• Stored rows

# # # # #

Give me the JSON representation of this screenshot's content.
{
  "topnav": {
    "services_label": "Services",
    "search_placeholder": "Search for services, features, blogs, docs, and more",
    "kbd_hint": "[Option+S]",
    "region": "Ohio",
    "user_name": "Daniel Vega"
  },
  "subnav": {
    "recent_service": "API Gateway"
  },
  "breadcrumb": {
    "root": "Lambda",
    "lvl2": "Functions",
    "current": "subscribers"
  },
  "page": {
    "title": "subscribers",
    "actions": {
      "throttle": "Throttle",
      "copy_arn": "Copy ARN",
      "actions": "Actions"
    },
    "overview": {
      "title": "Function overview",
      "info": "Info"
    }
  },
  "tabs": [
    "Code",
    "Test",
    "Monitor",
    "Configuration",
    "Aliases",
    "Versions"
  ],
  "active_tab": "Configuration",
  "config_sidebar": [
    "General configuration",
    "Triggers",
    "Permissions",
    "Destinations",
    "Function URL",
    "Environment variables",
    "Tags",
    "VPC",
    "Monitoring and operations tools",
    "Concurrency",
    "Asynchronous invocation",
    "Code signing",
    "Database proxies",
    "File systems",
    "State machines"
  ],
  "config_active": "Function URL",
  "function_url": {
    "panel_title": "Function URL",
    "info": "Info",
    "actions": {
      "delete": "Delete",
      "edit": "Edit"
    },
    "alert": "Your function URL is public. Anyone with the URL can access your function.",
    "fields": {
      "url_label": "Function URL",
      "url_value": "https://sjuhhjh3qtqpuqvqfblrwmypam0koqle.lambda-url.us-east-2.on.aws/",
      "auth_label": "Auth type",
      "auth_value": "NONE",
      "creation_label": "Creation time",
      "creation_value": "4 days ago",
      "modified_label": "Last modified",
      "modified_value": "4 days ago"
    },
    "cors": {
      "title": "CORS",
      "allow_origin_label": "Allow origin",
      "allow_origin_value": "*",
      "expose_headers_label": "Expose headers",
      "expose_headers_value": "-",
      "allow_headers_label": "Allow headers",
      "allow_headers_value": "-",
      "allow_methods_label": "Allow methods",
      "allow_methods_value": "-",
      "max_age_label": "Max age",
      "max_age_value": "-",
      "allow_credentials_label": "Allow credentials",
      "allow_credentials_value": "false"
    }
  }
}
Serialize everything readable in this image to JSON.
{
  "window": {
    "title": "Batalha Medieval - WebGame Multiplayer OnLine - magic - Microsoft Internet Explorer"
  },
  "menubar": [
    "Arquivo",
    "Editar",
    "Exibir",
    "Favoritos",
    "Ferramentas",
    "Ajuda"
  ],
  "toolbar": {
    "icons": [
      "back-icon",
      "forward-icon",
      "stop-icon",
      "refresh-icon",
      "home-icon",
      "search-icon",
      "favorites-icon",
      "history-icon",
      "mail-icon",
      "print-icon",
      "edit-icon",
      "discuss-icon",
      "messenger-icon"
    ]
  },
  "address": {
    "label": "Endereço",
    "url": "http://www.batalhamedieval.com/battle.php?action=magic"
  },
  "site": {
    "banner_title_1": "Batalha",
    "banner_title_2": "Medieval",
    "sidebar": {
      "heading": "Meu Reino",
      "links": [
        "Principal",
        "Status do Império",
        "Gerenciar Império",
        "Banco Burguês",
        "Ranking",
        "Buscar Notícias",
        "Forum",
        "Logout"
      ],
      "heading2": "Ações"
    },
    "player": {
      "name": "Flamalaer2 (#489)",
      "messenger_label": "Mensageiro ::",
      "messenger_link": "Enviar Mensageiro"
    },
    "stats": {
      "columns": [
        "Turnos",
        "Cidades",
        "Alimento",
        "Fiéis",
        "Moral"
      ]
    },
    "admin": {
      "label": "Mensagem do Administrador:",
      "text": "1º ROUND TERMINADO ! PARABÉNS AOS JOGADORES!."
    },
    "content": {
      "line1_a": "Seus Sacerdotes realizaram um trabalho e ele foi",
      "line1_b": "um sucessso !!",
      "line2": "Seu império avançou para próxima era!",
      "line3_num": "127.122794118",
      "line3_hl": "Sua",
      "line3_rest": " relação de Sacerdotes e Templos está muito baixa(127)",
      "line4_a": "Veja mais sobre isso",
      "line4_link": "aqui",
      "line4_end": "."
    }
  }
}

# # # # #

• What the task asks
Restate all of the entries exactly, please.

• Full solution
Give me the JSON representation of this screenshot's content.
{
  "topnav": {
    "services_label": "Services",
    "search_placeholder": "Search for services, features, blogs, docs, and more",
    "kbd_hint": "[Option+S]",
    "region": "Ohio",
    "user_name": "Daniel Vega"
  },
  "subnav": {
    "recent_service": "API Gateway"
  },
  "breadcrumb": {
    "root": "Lambda",
    "lvl2": "Functions",
    "current": "subscribers"
  },
  "page": {
    "title": "subscribers",
    "actions": {
      "throttle": "Throttle",
      "copy_arn": "Copy ARN",
      "actions": "Actions"
    },
    "overview": {
      "title": "Function overview",
      "info": "Info"
    }
  },
  "tabs": [
    "Code",
    "Test",
    "Monitor",
    "Configuration",
    "Aliases",
    "Versions"
  ],
  "active_tab": "Configuration",
  "config_sidebar": [
    "General configuration",
    "Triggers",
    "Permissions",
    "Destinations",
    "Function URL",
    "Environment variables",
    "Tags",
    "VPC",
    "Monitoring and operations tools",
    "Concurrency",
    "Asynchronous invocation",
    "Code signing",
    "Database proxies",
    "File systems",
    "State machines"
  ],
  "config_active": "Function URL",
  "function_url": {
    "panel_title": "Function URL",
    "info": "Info",
    "actions": {
      "delete": "Delete",
      "edit": "Edit"
    },
    "alert": "Your function URL is public. Anyone with the URL can access your function.",
    "fields": {
      "url_label": "Function URL",
      "url_value": "https://sjuhhjh3qtqpuqvqfblrwmypam0koqle.lambda-url.us-east-2.on.aws/",
      "auth_label": "Auth type",
      "auth_value": "NONE",
      "creation_label": "Creation time",
      "creation_value": "4 days ago",
      "modified_label": "Last modified",
      "modified_value": "4 days ago"
    },
    "cors": {
      "title": "CORS",
      "allow_origin_label": "Allow origin",
      "allow_origin_value": "*",
      "expose_headers_label": "Expose headers",
      "expose_headers_value": "-",
      "allow_headers_label": "Allow headers",
      "allow_headers_value": "-",
      "allow_methods_label": "Allow methods",
      "allow_methods_value": "-",
      "max_age_label": "Max age",
      "max_age_value": "-",
      "allow_credentials_label": "Allow credentials",
      "allow_credentials_value": "false"
    }
  }
}
Serialize everything readable in this image to JSON.
{
  "window": {
    "title": "Batalha Medieval - WebGame Multiplayer OnLine - magic - Microsoft Internet Explorer"
  },
  "menubar": [
    "Arquivo",
    "Editar",
    "Exibir",
    "Favoritos",
    "Ferramentas",
    "Ajuda"
  ],
  "toolbar": {
    "icons": [
      "back-icon",
      "forward-icon",
      "stop-icon",
      "refresh-icon",
      "home-icon",
      "search-icon",
      "favorites-icon",
      "history-icon",
      "mail-icon",
      "print-icon",
      "edit-icon",
      "discuss-icon",
      "messenger-icon"
    ]
  },
  "address": {
    "label": "Endereço",
    "url": "http://www.batalhamedieval.com/battle.php?action=magic"
  },
  "site": {
    "banner_title_1": "Batalha",
    "banner_title_2": "Medieval",
    "sidebar": {
      "heading": "Meu Reino",
      "links": [
        "Principal",
        "Status do Império",
        "Gerenciar Império",
        "Banco Burguês",
        "Ranking",
        "Buscar Notícias",
        "Forum",
        "Logout"
      ],
      "heading2": "Ações"
    },
    "player": {
      "name": "Flamalaer2 (#489)",
      "messenger_label": "Mensageiro ::",
      "messenger_link": "Enviar Mensageiro"
    },
    "stats": {
      "columns": [
        "Turnos",
        "Cidades",
        "Alimento",
        "Fiéis",
        "Moral"
      ]
    },
    "admin": {
      "label": "Mensagem do Administrador:",
      "text": "1º ROUND TERMINADO ! PARABÉNS AOS JOGADORES!."
    },
    "content": {
      "line1_a": "Seus Sacerdotes realizaram um trabalho e ele foi",
      "line1_b": "um sucessso !!",
      "line2": "Seu império avançou para próxima era!",
      "line3_num": "127.122794118",
      "line3_hl": "Sua",
      "line3_rest": " relação de Sacerdotes e Templos está muito baixa(127)",
      "line4_a": "Veja mais sobre isso",
      "line4_link": "aqui",
      "line4_end": "."
    }
  }
}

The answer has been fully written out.